__Task__. Copy out all lines carrying the word "this".

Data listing
-------------------------

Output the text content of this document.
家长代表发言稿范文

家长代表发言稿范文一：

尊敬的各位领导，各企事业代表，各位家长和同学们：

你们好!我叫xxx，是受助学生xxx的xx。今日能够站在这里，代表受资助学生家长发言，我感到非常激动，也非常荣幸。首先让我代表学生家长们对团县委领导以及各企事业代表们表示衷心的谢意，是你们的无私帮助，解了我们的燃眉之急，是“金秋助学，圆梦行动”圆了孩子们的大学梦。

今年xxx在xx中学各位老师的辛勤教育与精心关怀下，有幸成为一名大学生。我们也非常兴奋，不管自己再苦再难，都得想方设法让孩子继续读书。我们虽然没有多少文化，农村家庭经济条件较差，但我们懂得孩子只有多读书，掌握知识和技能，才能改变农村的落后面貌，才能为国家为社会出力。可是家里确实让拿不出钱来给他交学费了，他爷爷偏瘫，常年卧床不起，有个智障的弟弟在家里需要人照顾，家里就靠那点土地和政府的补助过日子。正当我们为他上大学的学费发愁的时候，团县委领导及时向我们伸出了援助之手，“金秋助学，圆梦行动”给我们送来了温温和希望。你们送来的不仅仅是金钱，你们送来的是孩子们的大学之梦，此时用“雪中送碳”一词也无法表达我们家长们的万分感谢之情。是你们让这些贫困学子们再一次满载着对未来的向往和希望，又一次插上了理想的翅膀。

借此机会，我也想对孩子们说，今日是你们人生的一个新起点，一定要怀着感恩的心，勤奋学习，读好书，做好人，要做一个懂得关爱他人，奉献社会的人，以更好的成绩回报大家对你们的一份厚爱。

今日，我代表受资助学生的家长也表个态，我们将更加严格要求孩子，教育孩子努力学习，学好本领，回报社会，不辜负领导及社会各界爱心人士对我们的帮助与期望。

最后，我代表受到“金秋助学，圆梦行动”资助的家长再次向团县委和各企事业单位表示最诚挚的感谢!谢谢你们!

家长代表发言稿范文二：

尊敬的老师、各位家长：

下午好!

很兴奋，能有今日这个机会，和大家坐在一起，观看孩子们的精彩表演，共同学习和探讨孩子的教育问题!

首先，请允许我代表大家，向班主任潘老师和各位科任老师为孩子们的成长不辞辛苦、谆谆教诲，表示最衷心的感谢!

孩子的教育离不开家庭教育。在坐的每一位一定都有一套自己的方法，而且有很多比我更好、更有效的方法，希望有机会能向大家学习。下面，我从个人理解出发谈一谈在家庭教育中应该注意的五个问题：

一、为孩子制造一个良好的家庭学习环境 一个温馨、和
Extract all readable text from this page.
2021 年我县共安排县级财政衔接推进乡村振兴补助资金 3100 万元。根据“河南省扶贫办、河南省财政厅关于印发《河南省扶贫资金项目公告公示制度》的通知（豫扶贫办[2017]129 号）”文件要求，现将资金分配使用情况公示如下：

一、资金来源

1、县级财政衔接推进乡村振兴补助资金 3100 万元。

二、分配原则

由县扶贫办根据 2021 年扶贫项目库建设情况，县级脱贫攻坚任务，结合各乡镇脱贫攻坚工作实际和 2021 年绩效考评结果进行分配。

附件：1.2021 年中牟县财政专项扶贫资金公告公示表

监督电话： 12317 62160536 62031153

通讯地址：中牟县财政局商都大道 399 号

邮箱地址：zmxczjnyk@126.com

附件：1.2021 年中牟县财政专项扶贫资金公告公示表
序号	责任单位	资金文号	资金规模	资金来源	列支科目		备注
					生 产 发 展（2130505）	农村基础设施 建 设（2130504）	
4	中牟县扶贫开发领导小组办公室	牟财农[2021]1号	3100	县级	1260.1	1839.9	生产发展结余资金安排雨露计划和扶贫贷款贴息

-------------------------

__Correct answer__.
Output the text content of this document.
Extract all readable text from this page.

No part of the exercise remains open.